▶ _Instructions for the task_: Reproduce the material in full, unchanged.

▶ _Data lines_:

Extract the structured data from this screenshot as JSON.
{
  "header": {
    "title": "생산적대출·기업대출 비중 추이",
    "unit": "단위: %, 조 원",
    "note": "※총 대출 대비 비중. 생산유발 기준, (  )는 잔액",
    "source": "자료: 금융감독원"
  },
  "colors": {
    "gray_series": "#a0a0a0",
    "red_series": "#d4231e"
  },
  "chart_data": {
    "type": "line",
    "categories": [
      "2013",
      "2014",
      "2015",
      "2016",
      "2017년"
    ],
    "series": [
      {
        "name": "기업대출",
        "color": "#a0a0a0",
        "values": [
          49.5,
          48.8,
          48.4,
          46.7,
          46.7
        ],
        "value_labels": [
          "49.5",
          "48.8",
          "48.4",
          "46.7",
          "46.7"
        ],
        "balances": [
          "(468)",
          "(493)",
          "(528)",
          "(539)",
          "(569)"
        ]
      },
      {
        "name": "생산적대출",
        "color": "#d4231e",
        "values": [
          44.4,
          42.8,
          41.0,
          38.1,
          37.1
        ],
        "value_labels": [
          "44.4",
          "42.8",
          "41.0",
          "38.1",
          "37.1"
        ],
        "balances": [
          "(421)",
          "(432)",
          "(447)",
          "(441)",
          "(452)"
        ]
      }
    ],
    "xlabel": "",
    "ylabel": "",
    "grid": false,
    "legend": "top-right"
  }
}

▶ _Solved exercise_:
Extract the structured data from this screenshot as JSON.
{
  "header": {
    "title": "생산적대출·기업대출 비중 추이",
    "unit": "단위: %, 조 원",
    "note": "※총 대출 대비 비중. 생산유발 기준, (  )는 잔액",
    "source": "자료: 금융감독원"
  },
  "colors": {
    "gray_series": "#a0a0a0",
    "red_series": "#d4231e"
  },
  "chart_data": {
    "type": "line",
    "categories": [
      "2013",
      "2014",
      "2015",
      "2016",
      "2017년"
    ],
    "series": [
      {
        "name": "기업대출",
        "color": "#a0a0a0",
        "values": [
          49.5,
          48.8,
          48.4,
          46.7,
          46.7
        ],
        "value_labels": [
          "49.5",
          "48.8",
          "48.4",
          "46.7",
          "46.7"
        ],
        "balances": [
          "(468)",
          "(493)",
          "(528)",
          "(539)",
          "(569)"
        ]
      },
      {
        "name": "생산적대출",
        "color": "#d4231e",
        "values": [
          44.4,
          42.8,
          41.0,
          38.1,
          37.1
        ],
        "value_labels": [
          "44.4",
          "42.8",
          "41.0",
          "38.1",
          "37.1"
        ],
        "balances": [
          "(421)",
          "(432)",
          "(447)",
          "(441)",
          "(452)"
        ]
      }
    ],
    "xlabel": "",
    "ylabel": "",
    "grid": false,
    "legend": "top-right"
  }
}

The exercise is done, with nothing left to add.